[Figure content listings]
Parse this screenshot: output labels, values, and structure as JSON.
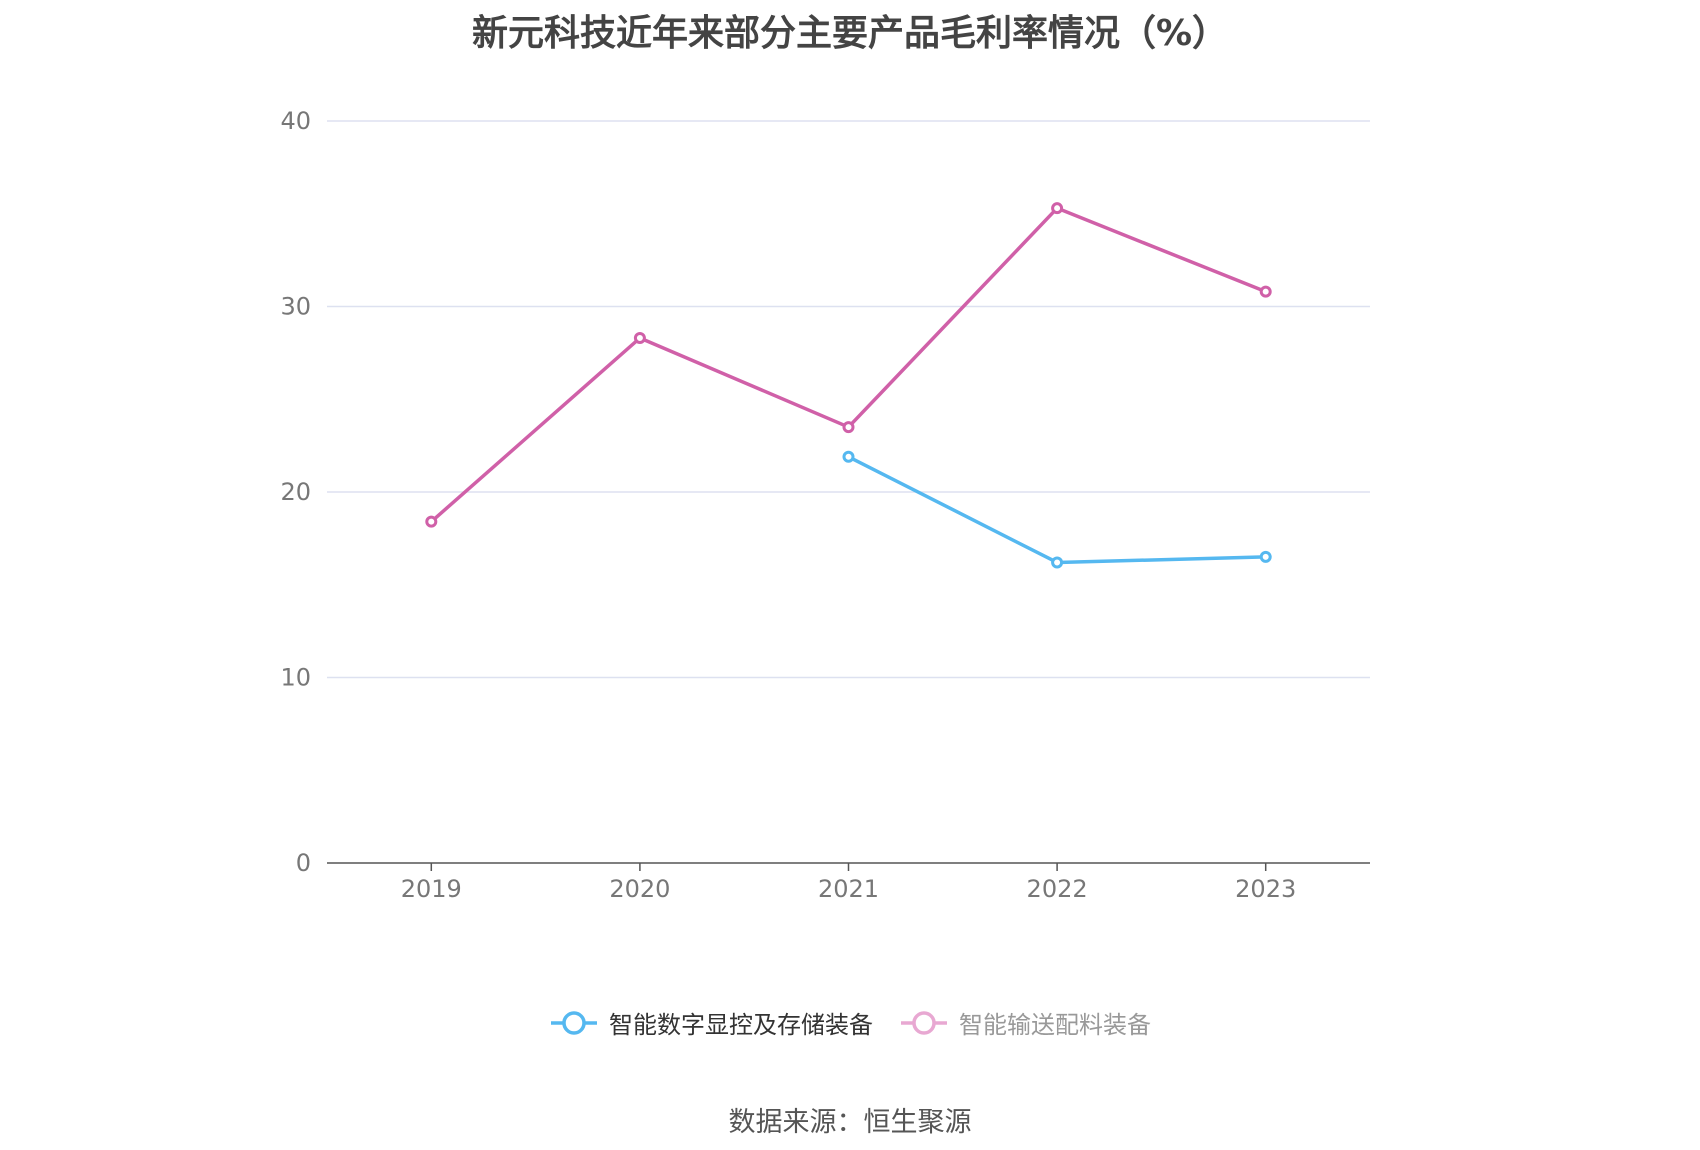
{
  "title": "新元科技近年来部分主要产品毛利率情况（%）",
  "source": "数据来源：恒生聚源",
  "colors": {
    "grid": "#dde1f0",
    "axis": "#555555",
    "tick_text": "#777777"
  },
  "chart_data": {
    "type": "line",
    "title": "新元科技近年来部分主要产品毛利率情况（%）",
    "xlabel": "",
    "ylabel": "",
    "categories": [
      "2019",
      "2020",
      "2021",
      "2022",
      "2023"
    ],
    "yticks": [
      0,
      10,
      20,
      30,
      40
    ],
    "ylim": [
      0,
      40
    ],
    "grid": true,
    "legend_position": "bottom-center",
    "series": [
      {
        "name": "智能数字显控及存储装备",
        "color": "#55b8f0",
        "legend_label_color": "#333333",
        "values": [
          null,
          null,
          21.9,
          16.2,
          16.5
        ]
      },
      {
        "name": "智能输送配料装备",
        "color": "#d060a8",
        "legend_marker_color": "#e8a8d2",
        "legend_label_color": "#999999",
        "values": [
          18.4,
          28.3,
          23.5,
          35.3,
          30.8
        ]
      }
    ]
  }
}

STATED EXERCISE:
Identify the lines in the entries above that contain "title", then copy them out.

ANSWER TO THE EXERCISE:
  "title": "新元科技近年来部分主要产品毛利率情况（%）",
    "title": "新元科技近年来部分主要产品毛利率情况（%）",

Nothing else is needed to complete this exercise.